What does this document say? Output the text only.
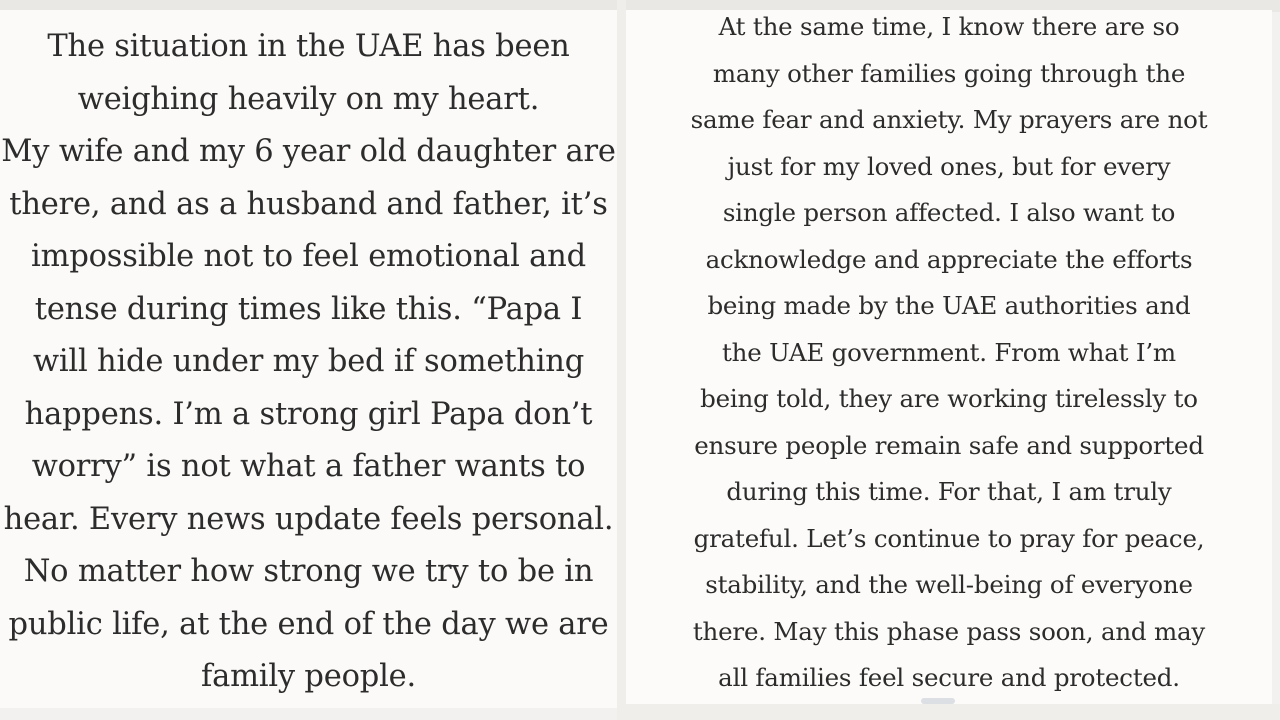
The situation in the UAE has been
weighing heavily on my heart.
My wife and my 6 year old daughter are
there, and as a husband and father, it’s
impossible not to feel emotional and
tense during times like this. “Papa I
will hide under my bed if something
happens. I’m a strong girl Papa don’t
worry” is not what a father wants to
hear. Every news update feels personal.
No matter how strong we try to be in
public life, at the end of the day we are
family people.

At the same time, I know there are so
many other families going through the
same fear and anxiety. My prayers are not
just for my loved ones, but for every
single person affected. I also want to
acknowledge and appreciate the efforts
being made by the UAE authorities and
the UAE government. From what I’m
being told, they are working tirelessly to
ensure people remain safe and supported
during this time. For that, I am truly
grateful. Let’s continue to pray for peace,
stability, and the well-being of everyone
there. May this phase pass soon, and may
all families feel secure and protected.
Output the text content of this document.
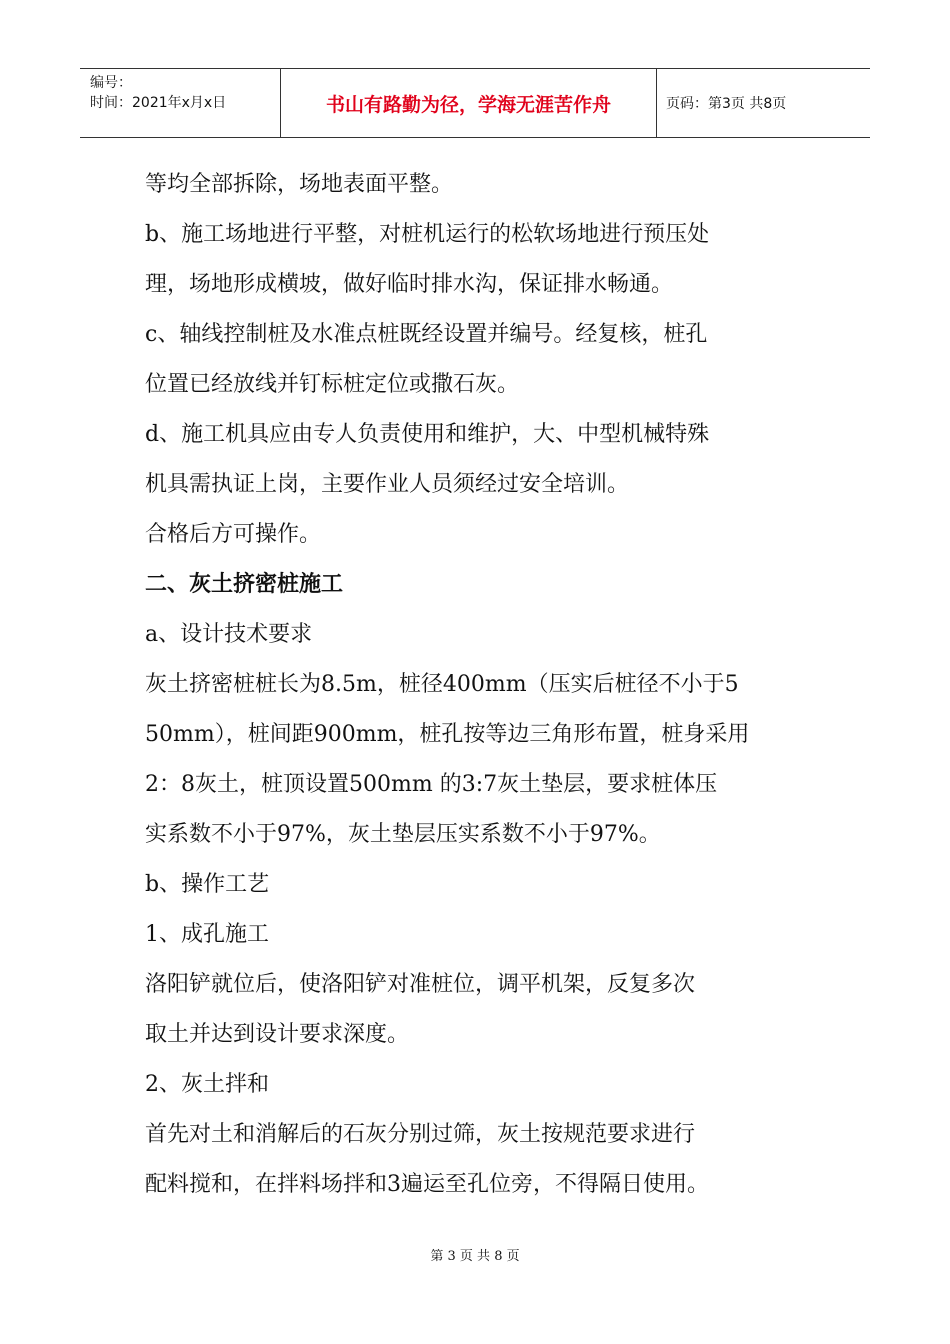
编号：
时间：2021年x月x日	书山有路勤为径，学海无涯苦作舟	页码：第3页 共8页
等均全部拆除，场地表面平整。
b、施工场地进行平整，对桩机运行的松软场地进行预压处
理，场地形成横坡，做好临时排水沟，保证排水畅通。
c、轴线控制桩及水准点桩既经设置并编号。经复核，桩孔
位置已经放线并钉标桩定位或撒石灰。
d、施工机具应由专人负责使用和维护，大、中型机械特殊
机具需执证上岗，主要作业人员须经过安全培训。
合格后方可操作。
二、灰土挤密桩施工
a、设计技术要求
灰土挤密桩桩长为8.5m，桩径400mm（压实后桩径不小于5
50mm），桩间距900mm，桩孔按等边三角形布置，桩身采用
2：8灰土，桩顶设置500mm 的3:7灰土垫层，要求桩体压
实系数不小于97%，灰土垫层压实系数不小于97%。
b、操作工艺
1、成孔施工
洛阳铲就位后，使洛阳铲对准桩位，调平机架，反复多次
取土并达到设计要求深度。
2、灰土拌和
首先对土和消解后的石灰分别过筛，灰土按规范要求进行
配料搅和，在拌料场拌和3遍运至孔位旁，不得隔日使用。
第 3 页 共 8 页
··········
WHAT TO PRODUCE:
Reproduce the entries above word for word. Pictures stay out.

WRITTEN REPLY:
What does this document say? Output the text only.
The situation in the UAE has been
weighing heavily on my heart.
My wife and my 6 year old daughter are
there, and as a husband and father, it’s
impossible not to feel emotional and
tense during times like this. “Papa I
will hide under my bed if something
happens. I’m a strong girl Papa don’t
worry” is not what a father wants to
hear. Every news update feels personal.
No matter how strong we try to be in
public life, at the end of the day we are
family people.

At the same time, I know there are so
many other families going through the
same fear and anxiety. My prayers are not
just for my loved ones, but for every
single person affected. I also want to
acknowledge and appreciate the efforts
being made by the UAE authorities and
the UAE government. From what I’m
being told, they are working tirelessly to
ensure people remain safe and supported
during this time. For that, I am truly
grateful. Let’s continue to pray for peace,
stability, and the well-being of everyone
there. May this phase pass soon, and may
all families feel secure and protected.
Output the text content of this document.
编号：
时间：2021年x月x日	书山有路勤为径，学海无涯苦作舟	页码：第3页 共8页
等均全部拆除，场地表面平整。
b、施工场地进行平整，对桩机运行的松软场地进行预压处
理，场地形成横坡，做好临时排水沟，保证排水畅通。
c、轴线控制桩及水准点桩既经设置并编号。经复核，桩孔
位置已经放线并钉标桩定位或撒石灰。
d、施工机具应由专人负责使用和维护，大、中型机械特殊
机具需执证上岗，主要作业人员须经过安全培训。
合格后方可操作。
二、灰土挤密桩施工
a、设计技术要求
灰土挤密桩桩长为8.5m，桩径400mm（压实后桩径不小于5
50mm），桩间距900mm，桩孔按等边三角形布置，桩身采用
2：8灰土，桩顶设置500mm 的3:7灰土垫层，要求桩体压
实系数不小于97%，灰土垫层压实系数不小于97%。
b、操作工艺
1、成孔施工
洛阳铲就位后，使洛阳铲对准桩位，调平机架，反复多次
取土并达到设计要求深度。
2、灰土拌和
首先对土和消解后的石灰分别过筛，灰土按规范要求进行
配料搅和，在拌料场拌和3遍运至孔位旁，不得隔日使用。
第 3 页 共 8 页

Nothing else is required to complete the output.